__What the task asks__
Give a verbatim quotation of every record.

__Records supplied__
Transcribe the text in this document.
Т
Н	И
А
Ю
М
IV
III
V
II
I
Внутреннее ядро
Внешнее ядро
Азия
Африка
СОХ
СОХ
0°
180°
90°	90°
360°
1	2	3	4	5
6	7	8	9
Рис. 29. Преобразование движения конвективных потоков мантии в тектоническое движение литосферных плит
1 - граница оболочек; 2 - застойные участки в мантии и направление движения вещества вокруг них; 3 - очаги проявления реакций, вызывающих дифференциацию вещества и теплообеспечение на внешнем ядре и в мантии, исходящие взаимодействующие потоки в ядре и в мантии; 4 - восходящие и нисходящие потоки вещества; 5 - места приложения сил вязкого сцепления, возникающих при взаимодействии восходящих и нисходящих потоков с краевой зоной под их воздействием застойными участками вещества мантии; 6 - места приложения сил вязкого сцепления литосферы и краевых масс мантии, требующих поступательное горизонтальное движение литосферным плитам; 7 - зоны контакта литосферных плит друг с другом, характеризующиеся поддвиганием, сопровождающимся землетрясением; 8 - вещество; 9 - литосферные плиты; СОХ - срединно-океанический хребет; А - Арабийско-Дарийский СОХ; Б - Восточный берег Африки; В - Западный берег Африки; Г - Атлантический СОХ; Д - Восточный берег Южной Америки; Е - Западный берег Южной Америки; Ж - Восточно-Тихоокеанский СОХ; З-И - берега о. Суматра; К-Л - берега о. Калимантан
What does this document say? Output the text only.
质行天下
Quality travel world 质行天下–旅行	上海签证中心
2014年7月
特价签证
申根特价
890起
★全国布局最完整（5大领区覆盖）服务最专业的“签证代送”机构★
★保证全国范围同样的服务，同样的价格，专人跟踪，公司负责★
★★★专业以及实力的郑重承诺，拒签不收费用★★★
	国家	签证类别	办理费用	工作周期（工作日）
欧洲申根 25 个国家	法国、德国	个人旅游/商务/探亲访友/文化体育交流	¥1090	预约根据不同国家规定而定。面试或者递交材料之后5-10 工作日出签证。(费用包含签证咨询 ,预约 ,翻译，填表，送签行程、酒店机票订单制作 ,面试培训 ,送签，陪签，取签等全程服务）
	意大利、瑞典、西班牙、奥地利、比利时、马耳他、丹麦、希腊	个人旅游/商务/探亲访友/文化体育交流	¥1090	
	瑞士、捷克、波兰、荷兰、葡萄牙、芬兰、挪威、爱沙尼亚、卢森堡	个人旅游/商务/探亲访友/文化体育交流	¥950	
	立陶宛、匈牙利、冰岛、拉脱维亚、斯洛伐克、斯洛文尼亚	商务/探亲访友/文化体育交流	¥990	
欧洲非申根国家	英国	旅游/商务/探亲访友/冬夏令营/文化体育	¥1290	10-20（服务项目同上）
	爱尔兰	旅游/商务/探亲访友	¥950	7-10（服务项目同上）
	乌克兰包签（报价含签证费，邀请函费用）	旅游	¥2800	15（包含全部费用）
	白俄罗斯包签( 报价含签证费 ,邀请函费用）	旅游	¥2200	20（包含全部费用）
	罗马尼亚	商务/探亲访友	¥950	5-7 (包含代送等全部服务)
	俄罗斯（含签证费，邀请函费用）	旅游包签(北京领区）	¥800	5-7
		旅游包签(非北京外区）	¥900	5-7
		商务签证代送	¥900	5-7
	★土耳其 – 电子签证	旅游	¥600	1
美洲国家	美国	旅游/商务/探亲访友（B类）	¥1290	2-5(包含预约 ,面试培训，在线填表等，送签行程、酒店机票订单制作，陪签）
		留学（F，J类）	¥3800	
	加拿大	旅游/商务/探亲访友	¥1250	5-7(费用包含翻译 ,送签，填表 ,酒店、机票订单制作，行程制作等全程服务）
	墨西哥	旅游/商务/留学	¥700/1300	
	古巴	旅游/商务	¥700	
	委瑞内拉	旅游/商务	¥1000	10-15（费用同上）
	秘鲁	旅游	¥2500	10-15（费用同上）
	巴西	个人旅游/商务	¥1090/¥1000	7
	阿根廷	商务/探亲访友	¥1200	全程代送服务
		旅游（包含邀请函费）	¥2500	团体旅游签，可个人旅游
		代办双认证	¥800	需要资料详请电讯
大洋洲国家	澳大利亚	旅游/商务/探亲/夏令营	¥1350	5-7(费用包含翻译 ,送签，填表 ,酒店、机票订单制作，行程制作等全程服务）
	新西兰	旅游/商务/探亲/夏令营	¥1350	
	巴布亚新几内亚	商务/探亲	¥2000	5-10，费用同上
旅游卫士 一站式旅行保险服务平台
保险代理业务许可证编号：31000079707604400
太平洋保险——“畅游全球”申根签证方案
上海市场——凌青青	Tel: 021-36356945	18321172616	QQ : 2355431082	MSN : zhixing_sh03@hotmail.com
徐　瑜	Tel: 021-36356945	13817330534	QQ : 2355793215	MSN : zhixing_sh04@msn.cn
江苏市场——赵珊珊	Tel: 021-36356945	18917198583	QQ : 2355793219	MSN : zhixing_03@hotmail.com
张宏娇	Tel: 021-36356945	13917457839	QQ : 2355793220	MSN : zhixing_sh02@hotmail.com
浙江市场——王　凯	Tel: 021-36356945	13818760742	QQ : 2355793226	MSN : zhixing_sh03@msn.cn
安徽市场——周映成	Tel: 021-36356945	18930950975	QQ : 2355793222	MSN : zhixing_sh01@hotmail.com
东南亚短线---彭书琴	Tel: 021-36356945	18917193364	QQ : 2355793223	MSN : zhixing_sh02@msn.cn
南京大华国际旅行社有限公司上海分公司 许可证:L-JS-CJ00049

__Solution for this problem__
Transcribe the text in this document.
Т
Н	И
А
Ю
М
IV
III
V
II
I
Внутреннее ядро
Внешнее ядро
Азия
Африка
СОХ
СОХ
0°
180°
90°	90°
360°
1	2	3	4	5
6	7	8	9
Рис. 29. Преобразование движения конвективных потоков мантии в тектоническое движение литосферных плит
1 - граница оболочек; 2 - застойные участки в мантии и направление движения вещества вокруг них; 3 - очаги проявления реакций, вызывающих дифференциацию вещества и теплообеспечение на внешнем ядре и в мантии, исходящие взаимодействующие потоки в ядре и в мантии; 4 - восходящие и нисходящие потоки вещества; 5 - места приложения сил вязкого сцепления, возникающих при взаимодействии восходящих и нисходящих потоков с краевой зоной под их воздействием застойными участками вещества мантии; 6 - места приложения сил вязкого сцепления литосферы и краевых масс мантии, требующих поступательное горизонтальное движение литосферным плитам; 7 - зоны контакта литосферных плит друг с другом, характеризующиеся поддвиганием, сопровождающимся землетрясением; 8 - вещество; 9 - литосферные плиты; СОХ - срединно-океанический хребет; А - Арабийско-Дарийский СОХ; Б - Восточный берег Африки; В - Западный берег Африки; Г - Атлантический СОХ; Д - Восточный берег Южной Америки; Е - Западный берег Южной Америки; Ж - Восточно-Тихоокеанский СОХ; З-И - берега о. Суматра; К-Л - берега о. Калимантан
What does this document say? Output the text only.
质行天下
Quality travel world 质行天下–旅行	上海签证中心
2014年7月
特价签证
申根特价
890起
★全国布局最完整（5大领区覆盖）服务最专业的“签证代送”机构★
★保证全国范围同样的服务，同样的价格，专人跟踪，公司负责★
★★★专业以及实力的郑重承诺，拒签不收费用★★★
	国家	签证类别	办理费用	工作周期（工作日）
欧洲申根 25 个国家	法国、德国	个人旅游/商务/探亲访友/文化体育交流	¥1090	预约根据不同国家规定而定。面试或者递交材料之后5-10 工作日出签证。(费用包含签证咨询 ,预约 ,翻译，填表，送签行程、酒店机票订单制作 ,面试培训 ,送签，陪签，取签等全程服务）
	意大利、瑞典、西班牙、奥地利、比利时、马耳他、丹麦、希腊	个人旅游/商务/探亲访友/文化体育交流	¥1090	
	瑞士、捷克、波兰、荷兰、葡萄牙、芬兰、挪威、爱沙尼亚、卢森堡	个人旅游/商务/探亲访友/文化体育交流	¥950	
	立陶宛、匈牙利、冰岛、拉脱维亚、斯洛伐克、斯洛文尼亚	商务/探亲访友/文化体育交流	¥990	
欧洲非申根国家	英国	旅游/商务/探亲访友/冬夏令营/文化体育	¥1290	10-20（服务项目同上）
	爱尔兰	旅游/商务/探亲访友	¥950	7-10（服务项目同上）
	乌克兰包签（报价含签证费，邀请函费用）	旅游	¥2800	15（包含全部费用）
	白俄罗斯包签( 报价含签证费 ,邀请函费用）	旅游	¥2200	20（包含全部费用）
	罗马尼亚	商务/探亲访友	¥950	5-7 (包含代送等全部服务)
	俄罗斯（含签证费，邀请函费用）	旅游包签(北京领区）	¥800	5-7
		旅游包签(非北京外区）	¥900	5-7
		商务签证代送	¥900	5-7
	★土耳其 – 电子签证	旅游	¥600	1
美洲国家	美国	旅游/商务/探亲访友（B类）	¥1290	2-5(包含预约 ,面试培训，在线填表等，送签行程、酒店机票订单制作，陪签）
		留学（F，J类）	¥3800	
	加拿大	旅游/商务/探亲访友	¥1250	5-7(费用包含翻译 ,送签，填表 ,酒店、机票订单制作，行程制作等全程服务）
	墨西哥	旅游/商务/留学	¥700/1300	
	古巴	旅游/商务	¥700	
	委瑞内拉	旅游/商务	¥1000	10-15（费用同上）
	秘鲁	旅游	¥2500	10-15（费用同上）
	巴西	个人旅游/商务	¥1090/¥1000	7
	阿根廷	商务/探亲访友	¥1200	全程代送服务
		旅游（包含邀请函费）	¥2500	团体旅游签，可个人旅游
		代办双认证	¥800	需要资料详请电讯
大洋洲国家	澳大利亚	旅游/商务/探亲/夏令营	¥1350	5-7(费用包含翻译 ,送签，填表 ,酒店、机票订单制作，行程制作等全程服务）
	新西兰	旅游/商务/探亲/夏令营	¥1350	
	巴布亚新几内亚	商务/探亲	¥2000	5-10，费用同上
旅游卫士 一站式旅行保险服务平台
保险代理业务许可证编号：31000079707604400
太平洋保险——“畅游全球”申根签证方案
上海市场——凌青青	Tel: 021-36356945	18321172616	QQ : 2355431082	MSN : zhixing_sh03@hotmail.com
徐　瑜	Tel: 021-36356945	13817330534	QQ : 2355793215	MSN : zhixing_sh04@msn.cn
江苏市场——赵珊珊	Tel: 021-36356945	18917198583	QQ : 2355793219	MSN : zhixing_03@hotmail.com
张宏娇	Tel: 021-36356945	13917457839	QQ : 2355793220	MSN : zhixing_sh02@hotmail.com
浙江市场——王　凯	Tel: 021-36356945	13818760742	QQ : 2355793226	MSN : zhixing_sh03@msn.cn
安徽市场——周映成	Tel: 021-36356945	18930950975	QQ : 2355793222	MSN : zhixing_sh01@hotmail.com
东南亚短线---彭书琴	Tel: 021-36356945	18917193364	QQ : 2355793223	MSN : zhixing_sh02@msn.cn
南京大华国际旅行社有限公司上海分公司 许可证:L-JS-CJ00049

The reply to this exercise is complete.